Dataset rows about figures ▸

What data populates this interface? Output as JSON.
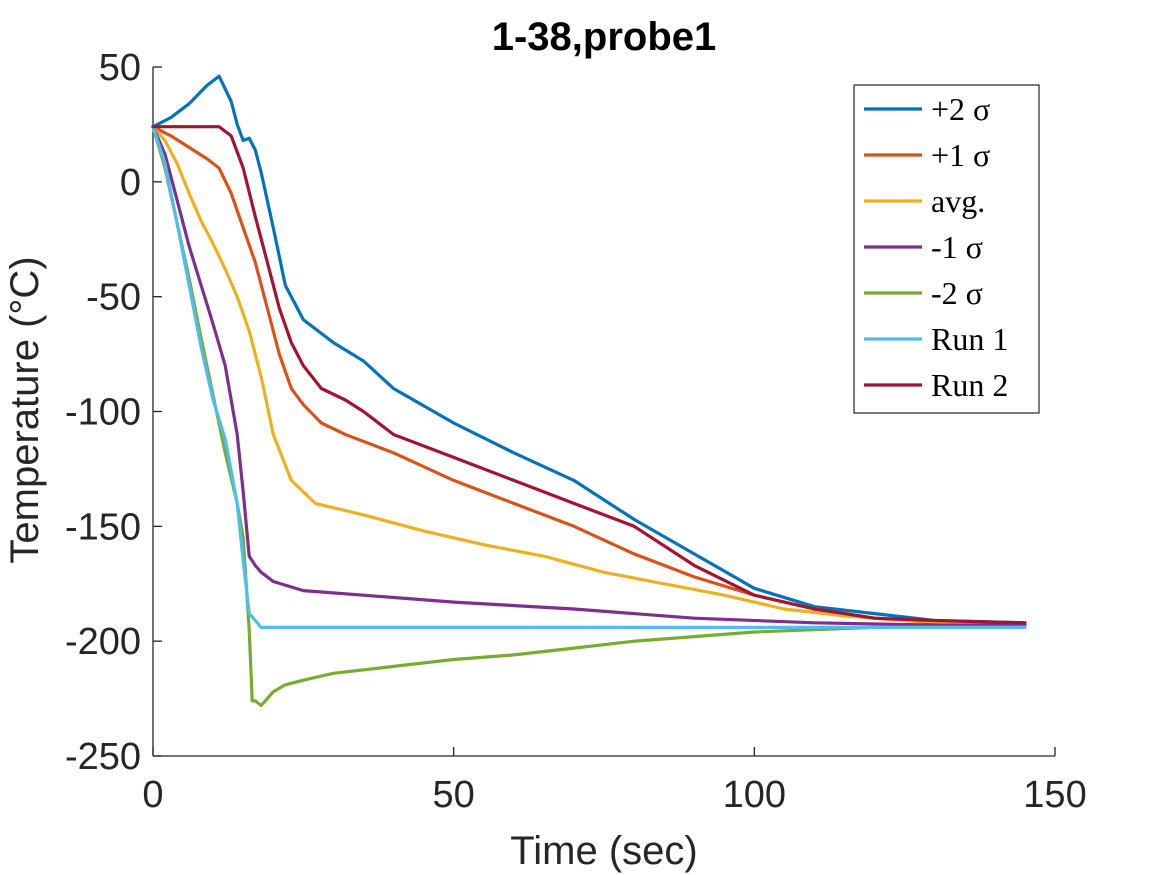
{
  "chart_data": {
    "type": "line",
    "title": "1-38,probe1",
    "xlabel": "Time (sec)",
    "ylabel": "Temperature (°C)",
    "xlim": [
      0,
      150
    ],
    "ylim": [
      -250,
      50
    ],
    "xticks": [
      0,
      50,
      100,
      150
    ],
    "yticks": [
      50,
      0,
      -50,
      -100,
      -150,
      -200,
      -250
    ],
    "grid": false,
    "legend_position": "top-right",
    "series": [
      {
        "name": "+2 σ",
        "color": "#0072BD",
        "x": [
          0,
          3,
          6,
          9,
          11,
          13,
          14,
          15,
          16,
          17,
          18,
          20,
          22,
          25,
          30,
          35,
          40,
          50,
          60,
          70,
          80,
          90,
          100,
          110,
          120,
          130,
          145
        ],
        "y": [
          24,
          28,
          34,
          42,
          46,
          35,
          25,
          18,
          19,
          14,
          4,
          -20,
          -45,
          -60,
          -70,
          -78,
          -90,
          -105,
          -118,
          -130,
          -147,
          -162,
          -177,
          -185,
          -188,
          -191,
          -192
        ]
      },
      {
        "name": "+1 σ",
        "color": "#D95319",
        "x": [
          0,
          3,
          6,
          9,
          11,
          13,
          15,
          17,
          19,
          21,
          23,
          25,
          28,
          32,
          40,
          50,
          60,
          70,
          80,
          90,
          100,
          110,
          120,
          130,
          145
        ],
        "y": [
          24,
          20,
          15,
          10,
          6,
          -5,
          -20,
          -35,
          -55,
          -75,
          -90,
          -97,
          -105,
          -110,
          -118,
          -130,
          -140,
          -150,
          -162,
          -172,
          -180,
          -186,
          -190,
          -192,
          -193
        ]
      },
      {
        "name": "avg.",
        "color": "#EDB120",
        "x": [
          0,
          2,
          4,
          6,
          8,
          10,
          12,
          14,
          16,
          18,
          20,
          23,
          27,
          35,
          45,
          55,
          65,
          75,
          85,
          95,
          105,
          115,
          125,
          135,
          145
        ],
        "y": [
          24,
          18,
          8,
          -5,
          -17,
          -27,
          -38,
          -50,
          -65,
          -85,
          -110,
          -130,
          -140,
          -145,
          -152,
          -158,
          -163,
          -170,
          -175,
          -180,
          -186,
          -189,
          -191,
          -192,
          -193
        ]
      },
      {
        "name": "-1 σ",
        "color": "#7E2F8E",
        "x": [
          0,
          2,
          4,
          6,
          8,
          10,
          12,
          14,
          15,
          16,
          17,
          18,
          20,
          25,
          35,
          50,
          70,
          90,
          110,
          130,
          145
        ],
        "y": [
          24,
          12,
          -8,
          -28,
          -45,
          -62,
          -80,
          -110,
          -135,
          -163,
          -167,
          -170,
          -174,
          -178,
          -180,
          -183,
          -186,
          -190,
          -192,
          -193,
          -193
        ]
      },
      {
        "name": "-2 σ",
        "color": "#77AC30",
        "x": [
          0,
          2,
          4,
          6,
          8,
          10,
          12,
          14,
          15,
          16,
          16.5,
          17,
          18,
          19,
          20,
          22,
          25,
          30,
          40,
          50,
          60,
          70,
          80,
          90,
          100,
          110,
          120,
          130,
          145
        ],
        "y": [
          24,
          6,
          -18,
          -42,
          -68,
          -93,
          -118,
          -140,
          -155,
          -195,
          -226,
          -226,
          -228,
          -225,
          -222,
          -219,
          -217,
          -214,
          -211,
          -208,
          -206,
          -203,
          -200,
          -198,
          -196,
          -195,
          -194,
          -194,
          -194
        ]
      },
      {
        "name": "Run 1",
        "color": "#4DBEEE",
        "x": [
          0,
          2,
          4,
          6,
          8,
          10,
          12,
          14,
          15,
          16,
          17,
          18,
          20,
          50,
          100,
          145
        ],
        "y": [
          24,
          8,
          -18,
          -45,
          -72,
          -95,
          -112,
          -140,
          -165,
          -188,
          -191,
          -194,
          -194,
          -194,
          -194,
          -194
        ]
      },
      {
        "name": "Run 2",
        "color": "#A2142F",
        "x": [
          0,
          4,
          8,
          11,
          13,
          15,
          17,
          19,
          21,
          23,
          25,
          28,
          32,
          35,
          40,
          50,
          60,
          70,
          80,
          90,
          100,
          110,
          120,
          130,
          145
        ],
        "y": [
          24,
          24,
          24,
          24,
          20,
          6,
          -15,
          -35,
          -55,
          -70,
          -80,
          -90,
          -95,
          -100,
          -110,
          -120,
          -130,
          -140,
          -150,
          -167,
          -180,
          -186,
          -190,
          -191,
          -192
        ]
      }
    ]
  }
}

Exercise prompt ▸
Copy all the records above exactly, but leave out the pictures.

Exercise output ▸
What data populates this interface? Output as JSON.
{
  "chart_data": {
    "type": "line",
    "title": "1-38,probe1",
    "xlabel": "Time (sec)",
    "ylabel": "Temperature (°C)",
    "xlim": [
      0,
      150
    ],
    "ylim": [
      -250,
      50
    ],
    "xticks": [
      0,
      50,
      100,
      150
    ],
    "yticks": [
      50,
      0,
      -50,
      -100,
      -150,
      -200,
      -250
    ],
    "grid": false,
    "legend_position": "top-right",
    "series": [
      {
        "name": "+2 σ",
        "color": "#0072BD",
        "x": [
          0,
          3,
          6,
          9,
          11,
          13,
          14,
          15,
          16,
          17,
          18,
          20,
          22,
          25,
          30,
          35,
          40,
          50,
          60,
          70,
          80,
          90,
          100,
          110,
          120,
          130,
          145
        ],
        "y": [
          24,
          28,
          34,
          42,
          46,
          35,
          25,
          18,
          19,
          14,
          4,
          -20,
          -45,
          -60,
          -70,
          -78,
          -90,
          -105,
          -118,
          -130,
          -147,
          -162,
          -177,
          -185,
          -188,
          -191,
          -192
        ]
      },
      {
        "name": "+1 σ",
        "color": "#D95319",
        "x": [
          0,
          3,
          6,
          9,
          11,
          13,
          15,
          17,
          19,
          21,
          23,
          25,
          28,
          32,
          40,
          50,
          60,
          70,
          80,
          90,
          100,
          110,
          120,
          130,
          145
        ],
        "y": [
          24,
          20,
          15,
          10,
          6,
          -5,
          -20,
          -35,
          -55,
          -75,
          -90,
          -97,
          -105,
          -110,
          -118,
          -130,
          -140,
          -150,
          -162,
          -172,
          -180,
          -186,
          -190,
          -192,
          -193
        ]
      },
      {
        "name": "avg.",
        "color": "#EDB120",
        "x": [
          0,
          2,
          4,
          6,
          8,
          10,
          12,
          14,
          16,
          18,
          20,
          23,
          27,
          35,
          45,
          55,
          65,
          75,
          85,
          95,
          105,
          115,
          125,
          135,
          145
        ],
        "y": [
          24,
          18,
          8,
          -5,
          -17,
          -27,
          -38,
          -50,
          -65,
          -85,
          -110,
          -130,
          -140,
          -145,
          -152,
          -158,
          -163,
          -170,
          -175,
          -180,
          -186,
          -189,
          -191,
          -192,
          -193
        ]
      },
      {
        "name": "-1 σ",
        "color": "#7E2F8E",
        "x": [
          0,
          2,
          4,
          6,
          8,
          10,
          12,
          14,
          15,
          16,
          17,
          18,
          20,
          25,
          35,
          50,
          70,
          90,
          110,
          130,
          145
        ],
        "y": [
          24,
          12,
          -8,
          -28,
          -45,
          -62,
          -80,
          -110,
          -135,
          -163,
          -167,
          -170,
          -174,
          -178,
          -180,
          -183,
          -186,
          -190,
          -192,
          -193,
          -193
        ]
      },
      {
        "name": "-2 σ",
        "color": "#77AC30",
        "x": [
          0,
          2,
          4,
          6,
          8,
          10,
          12,
          14,
          15,
          16,
          16.5,
          17,
          18,
          19,
          20,
          22,
          25,
          30,
          40,
          50,
          60,
          70,
          80,
          90,
          100,
          110,
          120,
          130,
          145
        ],
        "y": [
          24,
          6,
          -18,
          -42,
          -68,
          -93,
          -118,
          -140,
          -155,
          -195,
          -226,
          -226,
          -228,
          -225,
          -222,
          -219,
          -217,
          -214,
          -211,
          -208,
          -206,
          -203,
          -200,
          -198,
          -196,
          -195,
          -194,
          -194,
          -194
        ]
      },
      {
        "name": "Run 1",
        "color": "#4DBEEE",
        "x": [
          0,
          2,
          4,
          6,
          8,
          10,
          12,
          14,
          15,
          16,
          17,
          18,
          20,
          50,
          100,
          145
        ],
        "y": [
          24,
          8,
          -18,
          -45,
          -72,
          -95,
          -112,
          -140,
          -165,
          -188,
          -191,
          -194,
          -194,
          -194,
          -194,
          -194
        ]
      },
      {
        "name": "Run 2",
        "color": "#A2142F",
        "x": [
          0,
          4,
          8,
          11,
          13,
          15,
          17,
          19,
          21,
          23,
          25,
          28,
          32,
          35,
          40,
          50,
          60,
          70,
          80,
          90,
          100,
          110,
          120,
          130,
          145
        ],
        "y": [
          24,
          24,
          24,
          24,
          20,
          6,
          -15,
          -35,
          -55,
          -70,
          -80,
          -90,
          -95,
          -100,
          -110,
          -120,
          -130,
          -140,
          -150,
          -167,
          -180,
          -186,
          -190,
          -191,
          -192
        ]
      }
    ]
  }
}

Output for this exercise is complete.